▸ **Your task**
Filter these records by the string "glucose", copying each line that holds it.

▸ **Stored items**

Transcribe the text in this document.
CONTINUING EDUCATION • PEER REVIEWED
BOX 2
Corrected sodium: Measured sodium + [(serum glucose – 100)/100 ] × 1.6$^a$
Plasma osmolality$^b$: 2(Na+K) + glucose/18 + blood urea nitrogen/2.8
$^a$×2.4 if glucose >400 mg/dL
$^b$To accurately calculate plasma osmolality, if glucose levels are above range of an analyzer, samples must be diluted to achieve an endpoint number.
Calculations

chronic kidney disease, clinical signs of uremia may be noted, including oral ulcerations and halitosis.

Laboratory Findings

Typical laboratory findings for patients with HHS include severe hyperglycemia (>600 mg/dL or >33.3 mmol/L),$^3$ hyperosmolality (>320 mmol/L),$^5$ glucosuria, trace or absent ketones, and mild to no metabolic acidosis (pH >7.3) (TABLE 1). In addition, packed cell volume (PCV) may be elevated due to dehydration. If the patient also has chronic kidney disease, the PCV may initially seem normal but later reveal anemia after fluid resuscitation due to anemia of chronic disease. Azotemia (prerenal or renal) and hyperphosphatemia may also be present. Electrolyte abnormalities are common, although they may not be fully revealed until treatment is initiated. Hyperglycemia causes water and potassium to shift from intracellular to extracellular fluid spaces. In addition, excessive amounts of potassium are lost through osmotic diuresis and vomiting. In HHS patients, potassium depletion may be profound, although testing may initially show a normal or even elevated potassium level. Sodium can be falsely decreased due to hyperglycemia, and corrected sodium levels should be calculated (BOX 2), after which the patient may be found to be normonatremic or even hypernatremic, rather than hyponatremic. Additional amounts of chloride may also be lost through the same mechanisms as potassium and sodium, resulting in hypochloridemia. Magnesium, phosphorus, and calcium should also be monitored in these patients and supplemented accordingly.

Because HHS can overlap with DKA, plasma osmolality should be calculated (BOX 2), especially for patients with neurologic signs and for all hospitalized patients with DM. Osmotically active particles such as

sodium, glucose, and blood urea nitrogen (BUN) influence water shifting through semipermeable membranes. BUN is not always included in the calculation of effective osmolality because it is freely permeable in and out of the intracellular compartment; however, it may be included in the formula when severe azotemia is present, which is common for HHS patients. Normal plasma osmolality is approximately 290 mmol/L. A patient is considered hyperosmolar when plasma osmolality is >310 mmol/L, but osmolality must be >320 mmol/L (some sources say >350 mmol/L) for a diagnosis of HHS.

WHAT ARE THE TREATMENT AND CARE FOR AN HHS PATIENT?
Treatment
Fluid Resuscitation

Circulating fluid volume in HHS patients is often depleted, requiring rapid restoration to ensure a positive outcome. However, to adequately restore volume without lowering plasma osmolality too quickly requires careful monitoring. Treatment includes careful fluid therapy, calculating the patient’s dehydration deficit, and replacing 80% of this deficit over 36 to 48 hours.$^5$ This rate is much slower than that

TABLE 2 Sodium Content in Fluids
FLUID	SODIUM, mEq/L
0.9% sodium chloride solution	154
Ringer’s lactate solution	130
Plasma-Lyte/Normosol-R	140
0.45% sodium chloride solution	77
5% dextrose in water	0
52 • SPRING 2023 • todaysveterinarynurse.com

▸ **Reply**
Corrected sodium: Measured sodium + [(serum glucose – 100)/100 ] × 1.6$^a$
Plasma osmolality$^b$: 2(Na+K) + glucose/18 + blood urea nitrogen/2.8
$^a$×2.4 if glucose >400 mg/dL
$^b$To accurately calculate plasma osmolality, if glucose levels are above range of an analyzer, samples must be diluted to achieve an endpoint number.
sodium, glucose, and blood urea nitrogen (BUN) influence water shifting through semipermeable membranes. BUN is not always included in the calculation of effective osmolality because it is freely permeable in and out of the intracellular compartment; however, it may be included in the formula when severe azotemia is present, which is common for HHS patients. Normal plasma osmolality is approximately 290 mmol/L. A patient is considered hyperosmolar when plasma osmolality is >310 mmol/L, but osmolality must be >320 mmol/L (some sources say >350 mmol/L) for a diagnosis of HHS.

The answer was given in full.